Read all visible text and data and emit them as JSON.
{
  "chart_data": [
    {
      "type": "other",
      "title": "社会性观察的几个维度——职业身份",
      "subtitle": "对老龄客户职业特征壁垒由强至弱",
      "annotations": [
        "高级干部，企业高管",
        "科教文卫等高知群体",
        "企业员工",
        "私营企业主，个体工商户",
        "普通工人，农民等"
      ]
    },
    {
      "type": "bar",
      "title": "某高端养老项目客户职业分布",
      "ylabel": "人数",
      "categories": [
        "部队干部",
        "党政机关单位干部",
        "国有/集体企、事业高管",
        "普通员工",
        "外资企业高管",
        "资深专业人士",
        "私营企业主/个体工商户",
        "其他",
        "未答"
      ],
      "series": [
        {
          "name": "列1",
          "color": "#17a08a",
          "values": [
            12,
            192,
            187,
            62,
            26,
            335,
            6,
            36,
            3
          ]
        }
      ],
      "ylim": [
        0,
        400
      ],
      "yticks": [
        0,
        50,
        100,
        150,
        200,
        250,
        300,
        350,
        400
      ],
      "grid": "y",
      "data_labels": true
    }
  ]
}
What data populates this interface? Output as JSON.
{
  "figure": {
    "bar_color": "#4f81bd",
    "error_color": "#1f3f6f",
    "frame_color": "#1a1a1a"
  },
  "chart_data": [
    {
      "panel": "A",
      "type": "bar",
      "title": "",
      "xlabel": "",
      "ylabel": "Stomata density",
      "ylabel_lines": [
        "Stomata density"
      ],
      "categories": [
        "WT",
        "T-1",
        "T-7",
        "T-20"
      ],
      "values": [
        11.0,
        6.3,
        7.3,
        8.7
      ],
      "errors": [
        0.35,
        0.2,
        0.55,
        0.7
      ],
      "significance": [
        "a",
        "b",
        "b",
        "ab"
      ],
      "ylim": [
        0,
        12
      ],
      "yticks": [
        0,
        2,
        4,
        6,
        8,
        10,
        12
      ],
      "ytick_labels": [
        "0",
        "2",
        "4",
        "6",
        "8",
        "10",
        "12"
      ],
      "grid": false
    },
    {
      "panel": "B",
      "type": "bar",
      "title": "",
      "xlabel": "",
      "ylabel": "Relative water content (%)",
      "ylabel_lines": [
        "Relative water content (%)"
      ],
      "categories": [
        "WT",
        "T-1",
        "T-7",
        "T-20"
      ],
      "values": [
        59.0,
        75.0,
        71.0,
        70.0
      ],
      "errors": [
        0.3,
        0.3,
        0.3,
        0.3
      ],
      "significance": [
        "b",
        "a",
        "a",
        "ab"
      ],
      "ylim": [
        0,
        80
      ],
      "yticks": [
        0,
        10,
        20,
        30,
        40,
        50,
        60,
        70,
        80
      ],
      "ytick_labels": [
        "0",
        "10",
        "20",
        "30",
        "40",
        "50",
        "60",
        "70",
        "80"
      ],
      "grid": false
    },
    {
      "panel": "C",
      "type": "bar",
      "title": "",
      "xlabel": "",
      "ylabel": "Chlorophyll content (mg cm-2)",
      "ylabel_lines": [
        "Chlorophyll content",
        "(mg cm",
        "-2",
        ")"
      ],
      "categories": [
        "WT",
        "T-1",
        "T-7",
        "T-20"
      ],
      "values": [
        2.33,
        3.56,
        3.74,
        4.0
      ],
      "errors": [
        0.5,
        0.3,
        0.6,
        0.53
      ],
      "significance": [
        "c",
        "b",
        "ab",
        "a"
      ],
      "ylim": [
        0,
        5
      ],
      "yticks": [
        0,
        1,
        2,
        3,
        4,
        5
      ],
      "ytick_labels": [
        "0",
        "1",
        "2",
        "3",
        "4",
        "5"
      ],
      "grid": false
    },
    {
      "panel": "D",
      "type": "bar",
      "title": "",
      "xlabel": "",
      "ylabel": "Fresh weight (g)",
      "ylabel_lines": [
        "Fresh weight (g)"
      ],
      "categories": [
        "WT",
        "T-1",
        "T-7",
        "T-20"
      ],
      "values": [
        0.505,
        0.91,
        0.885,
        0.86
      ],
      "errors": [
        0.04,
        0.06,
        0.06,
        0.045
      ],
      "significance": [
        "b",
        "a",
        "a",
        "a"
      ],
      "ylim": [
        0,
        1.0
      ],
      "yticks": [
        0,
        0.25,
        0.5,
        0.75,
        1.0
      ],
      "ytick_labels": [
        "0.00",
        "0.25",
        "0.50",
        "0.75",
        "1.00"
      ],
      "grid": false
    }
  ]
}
-.-.-
Wherever a line in the data above holds "Fresh", copy that line.

> **Exercise result**
      "ylabel": "Fresh weight (g)",
        "Fresh weight (g)"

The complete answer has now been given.